EXERCISE OBJECTIVE: Report, as a bare number, how many lines of the material below contain the word "text".

· · · ·

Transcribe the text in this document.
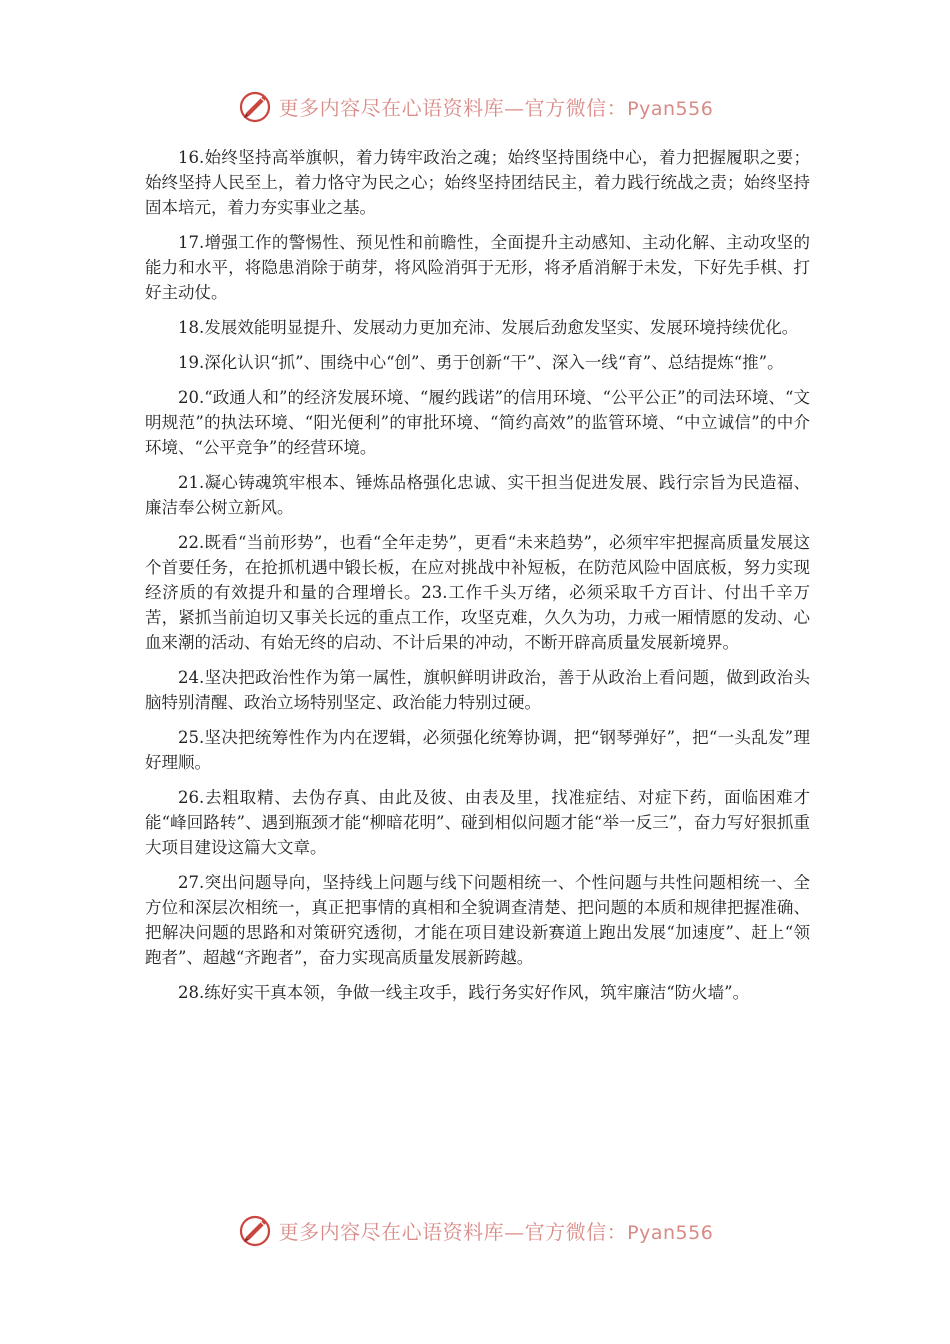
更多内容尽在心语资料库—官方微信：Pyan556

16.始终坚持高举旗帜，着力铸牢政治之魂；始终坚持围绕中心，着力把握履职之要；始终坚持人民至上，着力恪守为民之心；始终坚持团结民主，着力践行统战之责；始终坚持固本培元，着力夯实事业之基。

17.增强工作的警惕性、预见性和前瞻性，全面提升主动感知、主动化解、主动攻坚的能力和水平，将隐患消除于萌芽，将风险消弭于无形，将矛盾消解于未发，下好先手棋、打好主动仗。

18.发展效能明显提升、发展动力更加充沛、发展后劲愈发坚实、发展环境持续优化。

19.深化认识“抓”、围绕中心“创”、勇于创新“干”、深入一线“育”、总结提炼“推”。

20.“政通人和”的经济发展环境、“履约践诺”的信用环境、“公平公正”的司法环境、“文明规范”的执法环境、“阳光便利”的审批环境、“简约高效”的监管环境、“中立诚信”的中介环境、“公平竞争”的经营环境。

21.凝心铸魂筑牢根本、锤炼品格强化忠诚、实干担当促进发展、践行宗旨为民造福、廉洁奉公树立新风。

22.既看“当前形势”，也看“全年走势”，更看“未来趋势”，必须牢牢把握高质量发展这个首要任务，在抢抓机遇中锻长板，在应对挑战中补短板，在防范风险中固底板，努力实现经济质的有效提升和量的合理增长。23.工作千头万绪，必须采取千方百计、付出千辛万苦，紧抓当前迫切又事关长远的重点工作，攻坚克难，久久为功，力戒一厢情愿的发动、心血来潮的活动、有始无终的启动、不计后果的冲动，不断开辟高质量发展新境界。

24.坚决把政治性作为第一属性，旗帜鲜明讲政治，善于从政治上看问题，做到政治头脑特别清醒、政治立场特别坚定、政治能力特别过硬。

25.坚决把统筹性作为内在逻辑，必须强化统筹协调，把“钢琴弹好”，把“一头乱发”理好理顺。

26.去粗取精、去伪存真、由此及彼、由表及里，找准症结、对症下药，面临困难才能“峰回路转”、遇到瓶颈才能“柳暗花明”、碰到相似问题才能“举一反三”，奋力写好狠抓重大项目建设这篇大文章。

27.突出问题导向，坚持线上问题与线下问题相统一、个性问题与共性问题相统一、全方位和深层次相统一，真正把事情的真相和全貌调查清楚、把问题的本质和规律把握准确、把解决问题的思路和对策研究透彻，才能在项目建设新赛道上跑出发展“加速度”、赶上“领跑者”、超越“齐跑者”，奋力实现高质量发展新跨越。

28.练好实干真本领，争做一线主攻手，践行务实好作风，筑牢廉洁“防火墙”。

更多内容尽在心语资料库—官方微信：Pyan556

· · · ·

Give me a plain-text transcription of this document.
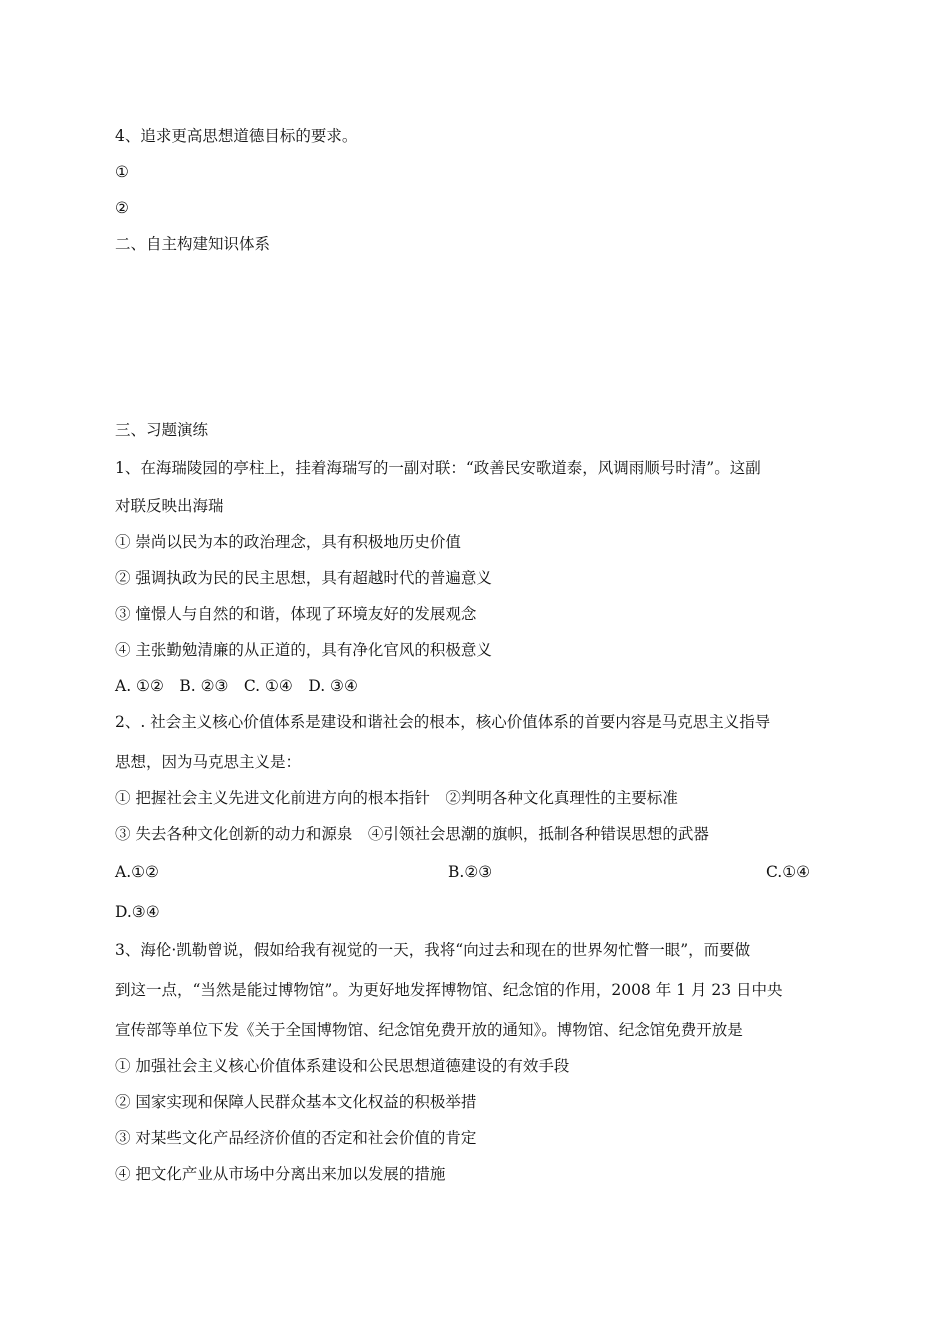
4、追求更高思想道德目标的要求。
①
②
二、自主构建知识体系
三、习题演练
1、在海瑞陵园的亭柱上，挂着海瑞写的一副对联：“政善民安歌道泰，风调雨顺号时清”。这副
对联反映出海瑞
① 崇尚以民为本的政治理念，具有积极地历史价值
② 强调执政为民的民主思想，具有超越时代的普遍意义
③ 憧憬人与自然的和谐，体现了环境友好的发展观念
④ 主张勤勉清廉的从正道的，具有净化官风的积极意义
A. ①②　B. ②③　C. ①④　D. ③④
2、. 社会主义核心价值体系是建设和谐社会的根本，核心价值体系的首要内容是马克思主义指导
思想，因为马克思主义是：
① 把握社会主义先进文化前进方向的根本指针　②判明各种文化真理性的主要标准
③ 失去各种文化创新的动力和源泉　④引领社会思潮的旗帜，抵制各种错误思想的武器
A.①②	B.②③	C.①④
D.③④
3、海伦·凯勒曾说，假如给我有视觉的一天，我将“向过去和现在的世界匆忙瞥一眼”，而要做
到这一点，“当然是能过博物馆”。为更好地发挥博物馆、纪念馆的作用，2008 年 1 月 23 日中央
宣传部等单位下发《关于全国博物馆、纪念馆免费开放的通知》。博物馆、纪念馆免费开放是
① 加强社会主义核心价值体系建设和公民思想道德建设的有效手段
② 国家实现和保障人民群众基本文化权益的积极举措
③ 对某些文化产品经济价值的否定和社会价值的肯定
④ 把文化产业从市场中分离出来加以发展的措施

· · · ·

WORKED SOLUTION: 2